EXERCISE DESCRIPTION - Transcribe all of the records precisely as they are presented.

DATASET ROWS start

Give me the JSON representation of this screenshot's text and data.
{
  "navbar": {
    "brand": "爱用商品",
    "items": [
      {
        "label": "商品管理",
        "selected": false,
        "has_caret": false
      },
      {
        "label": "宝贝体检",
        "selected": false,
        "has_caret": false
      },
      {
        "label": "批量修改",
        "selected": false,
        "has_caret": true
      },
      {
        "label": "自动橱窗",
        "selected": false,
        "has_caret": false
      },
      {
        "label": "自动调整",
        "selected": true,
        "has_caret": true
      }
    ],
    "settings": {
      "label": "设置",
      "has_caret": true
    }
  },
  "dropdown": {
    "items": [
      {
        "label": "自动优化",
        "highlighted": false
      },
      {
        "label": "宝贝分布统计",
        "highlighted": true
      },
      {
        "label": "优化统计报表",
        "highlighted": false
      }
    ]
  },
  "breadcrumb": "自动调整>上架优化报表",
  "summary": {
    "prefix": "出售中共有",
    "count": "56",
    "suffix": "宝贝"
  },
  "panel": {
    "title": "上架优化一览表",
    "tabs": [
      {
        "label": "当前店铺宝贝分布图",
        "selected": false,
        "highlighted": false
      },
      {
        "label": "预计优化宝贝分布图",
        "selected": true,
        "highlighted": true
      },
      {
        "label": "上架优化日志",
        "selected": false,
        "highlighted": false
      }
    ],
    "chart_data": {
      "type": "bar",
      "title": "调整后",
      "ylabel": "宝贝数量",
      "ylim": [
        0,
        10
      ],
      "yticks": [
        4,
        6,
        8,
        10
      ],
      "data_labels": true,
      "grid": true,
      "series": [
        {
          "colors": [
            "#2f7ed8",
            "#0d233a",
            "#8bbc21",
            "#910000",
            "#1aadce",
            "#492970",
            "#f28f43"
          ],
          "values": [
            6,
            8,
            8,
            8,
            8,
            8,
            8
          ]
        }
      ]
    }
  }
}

DATASET ROWS end

SOLUTION FOR THIS TASK -
Give me the JSON representation of this screenshot's text and data.
{
  "navbar": {
    "brand": "爱用商品",
    "items": [
      {
        "label": "商品管理",
        "selected": false,
        "has_caret": false
      },
      {
        "label": "宝贝体检",
        "selected": false,
        "has_caret": false
      },
      {
        "label": "批量修改",
        "selected": false,
        "has_caret": true
      },
      {
        "label": "自动橱窗",
        "selected": false,
        "has_caret": false
      },
      {
        "label": "自动调整",
        "selected": true,
        "has_caret": true
      }
    ],
    "settings": {
      "label": "设置",
      "has_caret": true
    }
  },
  "dropdown": {
    "items": [
      {
        "label": "自动优化",
        "highlighted": false
      },
      {
        "label": "宝贝分布统计",
        "highlighted": true
      },
      {
        "label": "优化统计报表",
        "highlighted": false
      }
    ]
  },
  "breadcrumb": "自动调整>上架优化报表",
  "summary": {
    "prefix": "出售中共有",
    "count": "56",
    "suffix": "宝贝"
  },
  "panel": {
    "title": "上架优化一览表",
    "tabs": [
      {
        "label": "当前店铺宝贝分布图",
        "selected": false,
        "highlighted": false
      },
      {
        "label": "预计优化宝贝分布图",
        "selected": true,
        "highlighted": true
      },
      {
        "label": "上架优化日志",
        "selected": false,
        "highlighted": false
      }
    ],
    "chart_data": {
      "type": "bar",
      "title": "调整后",
      "ylabel": "宝贝数量",
      "ylim": [
        0,
        10
      ],
      "yticks": [
        4,
        6,
        8,
        10
      ],
      "data_labels": true,
      "grid": true,
      "series": [
        {
          "colors": [
            "#2f7ed8",
            "#0d233a",
            "#8bbc21",
            "#910000",
            "#1aadce",
            "#492970",
            "#f28f43"
          ],
          "values": [
            6,
            8,
            8,
            8,
            8,
            8,
            8
          ]
        }
      ]
    }
  }
}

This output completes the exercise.